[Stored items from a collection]
- - -
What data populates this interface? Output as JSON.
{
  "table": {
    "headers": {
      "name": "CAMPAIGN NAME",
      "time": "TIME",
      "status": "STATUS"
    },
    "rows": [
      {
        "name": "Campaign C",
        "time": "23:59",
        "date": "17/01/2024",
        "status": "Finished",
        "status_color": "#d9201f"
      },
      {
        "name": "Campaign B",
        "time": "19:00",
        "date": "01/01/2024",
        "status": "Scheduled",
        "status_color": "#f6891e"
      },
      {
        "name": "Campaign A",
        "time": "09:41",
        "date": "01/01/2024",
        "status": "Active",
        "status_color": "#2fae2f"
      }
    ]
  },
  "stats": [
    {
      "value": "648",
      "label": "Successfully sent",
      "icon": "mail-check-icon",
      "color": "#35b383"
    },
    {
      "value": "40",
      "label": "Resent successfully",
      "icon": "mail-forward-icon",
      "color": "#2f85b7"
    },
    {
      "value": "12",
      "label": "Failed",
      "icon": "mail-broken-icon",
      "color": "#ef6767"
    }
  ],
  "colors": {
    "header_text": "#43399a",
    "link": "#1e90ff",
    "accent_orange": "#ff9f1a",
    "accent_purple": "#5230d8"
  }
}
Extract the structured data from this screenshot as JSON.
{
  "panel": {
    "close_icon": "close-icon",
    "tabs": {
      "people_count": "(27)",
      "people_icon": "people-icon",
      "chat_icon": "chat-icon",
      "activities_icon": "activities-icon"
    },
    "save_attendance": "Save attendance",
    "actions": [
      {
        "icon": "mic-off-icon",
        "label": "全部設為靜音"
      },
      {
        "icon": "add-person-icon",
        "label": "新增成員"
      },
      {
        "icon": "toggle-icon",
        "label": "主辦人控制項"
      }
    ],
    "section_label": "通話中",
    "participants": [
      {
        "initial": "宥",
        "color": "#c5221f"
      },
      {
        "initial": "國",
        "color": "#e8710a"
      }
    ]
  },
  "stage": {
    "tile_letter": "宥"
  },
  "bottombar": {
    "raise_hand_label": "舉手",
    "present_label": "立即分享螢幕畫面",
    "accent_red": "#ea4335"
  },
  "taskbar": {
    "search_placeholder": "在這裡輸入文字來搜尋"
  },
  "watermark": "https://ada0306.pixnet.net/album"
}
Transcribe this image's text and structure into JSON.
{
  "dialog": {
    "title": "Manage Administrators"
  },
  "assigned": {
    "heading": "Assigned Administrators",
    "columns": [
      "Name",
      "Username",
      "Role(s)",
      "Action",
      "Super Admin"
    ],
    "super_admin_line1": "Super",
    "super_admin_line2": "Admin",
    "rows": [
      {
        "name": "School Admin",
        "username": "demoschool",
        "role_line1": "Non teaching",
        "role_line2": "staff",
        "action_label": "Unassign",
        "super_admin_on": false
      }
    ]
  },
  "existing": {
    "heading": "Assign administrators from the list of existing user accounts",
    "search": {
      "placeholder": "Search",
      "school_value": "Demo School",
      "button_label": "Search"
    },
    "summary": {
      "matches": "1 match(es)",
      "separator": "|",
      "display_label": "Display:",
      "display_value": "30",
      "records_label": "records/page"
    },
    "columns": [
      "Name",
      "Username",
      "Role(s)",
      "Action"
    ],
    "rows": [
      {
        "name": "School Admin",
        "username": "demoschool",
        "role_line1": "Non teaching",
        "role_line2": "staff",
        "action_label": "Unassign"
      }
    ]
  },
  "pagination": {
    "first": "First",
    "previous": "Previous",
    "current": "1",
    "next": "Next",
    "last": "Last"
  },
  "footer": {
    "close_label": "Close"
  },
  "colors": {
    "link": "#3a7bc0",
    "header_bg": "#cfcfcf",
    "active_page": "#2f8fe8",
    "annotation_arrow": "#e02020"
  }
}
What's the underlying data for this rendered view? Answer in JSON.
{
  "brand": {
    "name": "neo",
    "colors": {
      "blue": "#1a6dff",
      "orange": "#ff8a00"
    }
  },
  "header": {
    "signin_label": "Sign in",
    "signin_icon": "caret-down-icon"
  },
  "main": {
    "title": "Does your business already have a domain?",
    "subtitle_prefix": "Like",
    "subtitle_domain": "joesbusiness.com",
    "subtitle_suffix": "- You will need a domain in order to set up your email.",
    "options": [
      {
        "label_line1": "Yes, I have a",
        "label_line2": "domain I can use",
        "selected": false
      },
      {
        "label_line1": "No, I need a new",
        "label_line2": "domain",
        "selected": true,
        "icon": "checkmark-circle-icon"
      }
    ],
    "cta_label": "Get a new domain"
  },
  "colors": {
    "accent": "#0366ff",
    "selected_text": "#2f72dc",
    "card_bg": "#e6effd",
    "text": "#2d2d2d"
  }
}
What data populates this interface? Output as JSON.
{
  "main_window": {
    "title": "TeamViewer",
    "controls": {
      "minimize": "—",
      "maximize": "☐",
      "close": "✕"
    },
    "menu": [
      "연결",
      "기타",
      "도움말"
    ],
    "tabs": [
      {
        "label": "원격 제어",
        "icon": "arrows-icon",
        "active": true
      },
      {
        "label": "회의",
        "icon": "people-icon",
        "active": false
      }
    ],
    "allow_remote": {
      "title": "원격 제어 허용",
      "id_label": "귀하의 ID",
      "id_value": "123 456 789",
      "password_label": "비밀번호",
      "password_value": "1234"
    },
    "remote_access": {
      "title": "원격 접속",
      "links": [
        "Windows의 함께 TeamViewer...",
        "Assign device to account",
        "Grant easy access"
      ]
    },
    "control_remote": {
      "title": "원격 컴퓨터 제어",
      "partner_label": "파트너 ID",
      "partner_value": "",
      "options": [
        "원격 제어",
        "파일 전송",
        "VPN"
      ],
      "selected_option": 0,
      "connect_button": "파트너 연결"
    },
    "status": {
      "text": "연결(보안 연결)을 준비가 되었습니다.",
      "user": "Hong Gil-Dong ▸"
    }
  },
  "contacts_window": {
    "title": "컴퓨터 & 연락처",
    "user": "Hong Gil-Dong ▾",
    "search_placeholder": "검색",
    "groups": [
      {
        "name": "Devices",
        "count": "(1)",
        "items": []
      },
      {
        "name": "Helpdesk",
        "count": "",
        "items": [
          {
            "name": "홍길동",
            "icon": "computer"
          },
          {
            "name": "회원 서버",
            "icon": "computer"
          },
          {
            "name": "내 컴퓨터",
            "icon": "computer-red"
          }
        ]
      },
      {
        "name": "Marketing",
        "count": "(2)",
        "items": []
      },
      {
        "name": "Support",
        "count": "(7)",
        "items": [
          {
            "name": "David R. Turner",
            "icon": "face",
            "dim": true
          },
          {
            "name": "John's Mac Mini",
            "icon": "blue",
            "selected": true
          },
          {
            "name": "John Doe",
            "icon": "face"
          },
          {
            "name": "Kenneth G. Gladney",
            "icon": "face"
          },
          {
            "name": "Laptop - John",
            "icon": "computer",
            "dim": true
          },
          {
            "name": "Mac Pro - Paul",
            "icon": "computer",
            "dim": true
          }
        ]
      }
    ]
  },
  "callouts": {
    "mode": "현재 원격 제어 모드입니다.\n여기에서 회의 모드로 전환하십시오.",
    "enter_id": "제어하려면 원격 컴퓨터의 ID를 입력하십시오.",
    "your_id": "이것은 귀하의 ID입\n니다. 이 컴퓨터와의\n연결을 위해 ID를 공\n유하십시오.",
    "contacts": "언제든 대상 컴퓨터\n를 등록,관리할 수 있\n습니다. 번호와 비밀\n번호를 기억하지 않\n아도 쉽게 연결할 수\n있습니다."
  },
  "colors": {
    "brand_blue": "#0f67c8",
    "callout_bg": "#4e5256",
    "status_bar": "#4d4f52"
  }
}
- - -
Exercise instructions: The records above should be restated word for word, please.

Output for this exercise:
What data populates this interface? Output as JSON.
{
  "table": {
    "headers": {
      "name": "CAMPAIGN NAME",
      "time": "TIME",
      "status": "STATUS"
    },
    "rows": [
      {
        "name": "Campaign C",
        "time": "23:59",
        "date": "17/01/2024",
        "status": "Finished",
        "status_color": "#d9201f"
      },
      {
        "name": "Campaign B",
        "time": "19:00",
        "date": "01/01/2024",
        "status": "Scheduled",
        "status_color": "#f6891e"
      },
      {
        "name": "Campaign A",
        "time": "09:41",
        "date": "01/01/2024",
        "status": "Active",
        "status_color": "#2fae2f"
      }
    ]
  },
  "stats": [
    {
      "value": "648",
      "label": "Successfully sent",
      "icon": "mail-check-icon",
      "color": "#35b383"
    },
    {
      "value": "40",
      "label": "Resent successfully",
      "icon": "mail-forward-icon",
      "color": "#2f85b7"
    },
    {
      "value": "12",
      "label": "Failed",
      "icon": "mail-broken-icon",
      "color": "#ef6767"
    }
  ],
  "colors": {
    "header_text": "#43399a",
    "link": "#1e90ff",
    "accent_orange": "#ff9f1a",
    "accent_purple": "#5230d8"
  }
}
Extract the structured data from this screenshot as JSON.
{
  "panel": {
    "close_icon": "close-icon",
    "tabs": {
      "people_count": "(27)",
      "people_icon": "people-icon",
      "chat_icon": "chat-icon",
      "activities_icon": "activities-icon"
    },
    "save_attendance": "Save attendance",
    "actions": [
      {
        "icon": "mic-off-icon",
        "label": "全部設為靜音"
      },
      {
        "icon": "add-person-icon",
        "label": "新增成員"
      },
      {
        "icon": "toggle-icon",
        "label": "主辦人控制項"
      }
    ],
    "section_label": "通話中",
    "participants": [
      {
        "initial": "宥",
        "color": "#c5221f"
      },
      {
        "initial": "國",
        "color": "#e8710a"
      }
    ]
  },
  "stage": {
    "tile_letter": "宥"
  },
  "bottombar": {
    "raise_hand_label": "舉手",
    "present_label": "立即分享螢幕畫面",
    "accent_red": "#ea4335"
  },
  "taskbar": {
    "search_placeholder": "在這裡輸入文字來搜尋"
  },
  "watermark": "https://ada0306.pixnet.net/album"
}
Transcribe this image's text and structure into JSON.
{
  "dialog": {
    "title": "Manage Administrators"
  },
  "assigned": {
    "heading": "Assigned Administrators",
    "columns": [
      "Name",
      "Username",
      "Role(s)",
      "Action",
      "Super Admin"
    ],
    "super_admin_line1": "Super",
    "super_admin_line2": "Admin",
    "rows": [
      {
        "name": "School Admin",
        "username": "demoschool",
        "role_line1": "Non teaching",
        "role_line2": "staff",
        "action_label": "Unassign",
        "super_admin_on": false
      }
    ]
  },
  "existing": {
    "heading": "Assign administrators from the list of existing user accounts",
    "search": {
      "placeholder": "Search",
      "school_value": "Demo School",
      "button_label": "Search"
    },
    "summary": {
      "matches": "1 match(es)",
      "separator": "|",
      "display_label": "Display:",
      "display_value": "30",
      "records_label": "records/page"
    },
    "columns": [
      "Name",
      "Username",
      "Role(s)",
      "Action"
    ],
    "rows": [
      {
        "name": "School Admin",
        "username": "demoschool",
        "role_line1": "Non teaching",
        "role_line2": "staff",
        "action_label": "Unassign"
      }
    ]
  },
  "pagination": {
    "first": "First",
    "previous": "Previous",
    "current": "1",
    "next": "Next",
    "last": "Last"
  },
  "footer": {
    "close_label": "Close"
  },
  "colors": {
    "link": "#3a7bc0",
    "header_bg": "#cfcfcf",
    "active_page": "#2f8fe8",
    "annotation_arrow": "#e02020"
  }
}
What's the underlying data for this rendered view? Answer in JSON.
{
  "brand": {
    "name": "neo",
    "colors": {
      "blue": "#1a6dff",
      "orange": "#ff8a00"
    }
  },
  "header": {
    "signin_label": "Sign in",
    "signin_icon": "caret-down-icon"
  },
  "main": {
    "title": "Does your business already have a domain?",
    "subtitle_prefix": "Like",
    "subtitle_domain": "joesbusiness.com",
    "subtitle_suffix": "- You will need a domain in order to set up your email.",
    "options": [
      {
        "label_line1": "Yes, I have a",
        "label_line2": "domain I can use",
        "selected": false
      },
      {
        "label_line1": "No, I need a new",
        "label_line2": "domain",
        "selected": true,
        "icon": "checkmark-circle-icon"
      }
    ],
    "cta_label": "Get a new domain"
  },
  "colors": {
    "accent": "#0366ff",
    "selected_text": "#2f72dc",
    "card_bg": "#e6effd",
    "text": "#2d2d2d"
  }
}
What data populates this interface? Output as JSON.
{
  "main_window": {
    "title": "TeamViewer",
    "controls": {
      "minimize": "—",
      "maximize": "☐",
      "close": "✕"
    },
    "menu": [
      "연결",
      "기타",
      "도움말"
    ],
    "tabs": [
      {
        "label": "원격 제어",
        "icon": "arrows-icon",
        "active": true
      },
      {
        "label": "회의",
        "icon": "people-icon",
        "active": false
      }
    ],
    "allow_remote": {
      "title": "원격 제어 허용",
      "id_label": "귀하의 ID",
      "id_value": "123 456 789",
      "password_label": "비밀번호",
      "password_value": "1234"
    },
    "remote_access": {
      "title": "원격 접속",
      "links": [
        "Windows의 함께 TeamViewer...",
        "Assign device to account",
        "Grant easy access"
      ]
    },
    "control_remote": {
      "title": "원격 컴퓨터 제어",
      "partner_label": "파트너 ID",
      "partner_value": "",
      "options": [
        "원격 제어",
        "파일 전송",
        "VPN"
      ],
      "selected_option": 0,
      "connect_button": "파트너 연결"
    },
    "status": {
      "text": "연결(보안 연결)을 준비가 되었습니다.",
      "user": "Hong Gil-Dong ▸"
    }
  },
  "contacts_window": {
    "title": "컴퓨터 & 연락처",
    "user": "Hong Gil-Dong ▾",
    "search_placeholder": "검색",
    "groups": [
      {
        "name": "Devices",
        "count": "(1)",
        "items": []
      },
      {
        "name": "Helpdesk",
        "count": "",
        "items": [
          {
            "name": "홍길동",
            "icon": "computer"
          },
          {
            "name": "회원 서버",
            "icon": "computer"
          },
          {
            "name": "내 컴퓨터",
            "icon": "computer-red"
          }
        ]
      },
      {
        "name": "Marketing",
        "count": "(2)",
        "items": []
      },
      {
        "name": "Support",
        "count": "(7)",
        "items": [
          {
            "name": "David R. Turner",
            "icon": "face",
            "dim": true
          },
          {
            "name": "John's Mac Mini",
            "icon": "blue",
            "selected": true
          },
          {
            "name": "John Doe",
            "icon": "face"
          },
          {
            "name": "Kenneth G. Gladney",
            "icon": "face"
          },
          {
            "name": "Laptop - John",
            "icon": "computer",
            "dim": true
          },
          {
            "name": "Mac Pro - Paul",
            "icon": "computer",
            "dim": true
          }
        ]
      }
    ]
  },
  "callouts": {
    "mode": "현재 원격 제어 모드입니다.\n여기에서 회의 모드로 전환하십시오.",
    "enter_id": "제어하려면 원격 컴퓨터의 ID를 입력하십시오.",
    "your_id": "이것은 귀하의 ID입\n니다. 이 컴퓨터와의\n연결을 위해 ID를 공\n유하십시오.",
    "contacts": "언제든 대상 컴퓨터\n를 등록,관리할 수 있\n습니다. 번호와 비밀\n번호를 기억하지 않\n아도 쉽게 연결할 수\n있습니다."
  },
  "colors": {
    "brand_blue": "#0f67c8",
    "callout_bg": "#4e5256",
    "status_bar": "#4d4f52"
  }
}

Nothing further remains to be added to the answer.